All of the data should be repeated exactly; pictures are not part of the copy.

MATERIAL FOR THIS EXERCISE start

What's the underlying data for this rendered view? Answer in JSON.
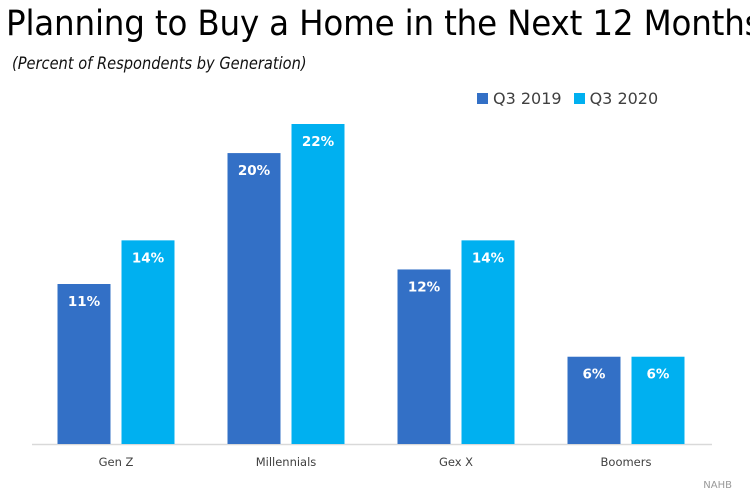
{
  "chart_data": {
    "type": "bar",
    "title": "Planning to Buy a Home in the Next 12 Months",
    "subtitle": "(Percent of Respondents by Generation)",
    "xlabel": "",
    "ylabel": "",
    "categories": [
      "Gen Z",
      "Millennials",
      "Gex X",
      "Boomers"
    ],
    "series": [
      {
        "name": "Q3 2019",
        "color": "#3370C6",
        "values": [
          11,
          20,
          12,
          6
        ],
        "labels": [
          "11%",
          "20%",
          "12%",
          "6%"
        ]
      },
      {
        "name": "Q3 2020",
        "color": "#00B0F0",
        "values": [
          14,
          22,
          14,
          6
        ],
        "labels": [
          "14%",
          "22%",
          "14%",
          "6%"
        ]
      }
    ],
    "ylim": [
      0,
      22
    ],
    "grid": false,
    "legend_position": "top-right",
    "source": "NAHB"
  }
}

MATERIAL FOR THIS EXERCISE end

FINAL RESULT —
What's the underlying data for this rendered view? Answer in JSON.
{
  "chart_data": {
    "type": "bar",
    "title": "Planning to Buy a Home in the Next 12 Months",
    "subtitle": "(Percent of Respondents by Generation)",
    "xlabel": "",
    "ylabel": "",
    "categories": [
      "Gen Z",
      "Millennials",
      "Gex X",
      "Boomers"
    ],
    "series": [
      {
        "name": "Q3 2019",
        "color": "#3370C6",
        "values": [
          11,
          20,
          12,
          6
        ],
        "labels": [
          "11%",
          "20%",
          "12%",
          "6%"
        ]
      },
      {
        "name": "Q3 2020",
        "color": "#00B0F0",
        "values": [
          14,
          22,
          14,
          6
        ],
        "labels": [
          "14%",
          "22%",
          "14%",
          "6%"
        ]
      }
    ],
    "ylim": [
      0,
      22
    ],
    "grid": false,
    "legend_position": "top-right",
    "source": "NAHB"
  }
}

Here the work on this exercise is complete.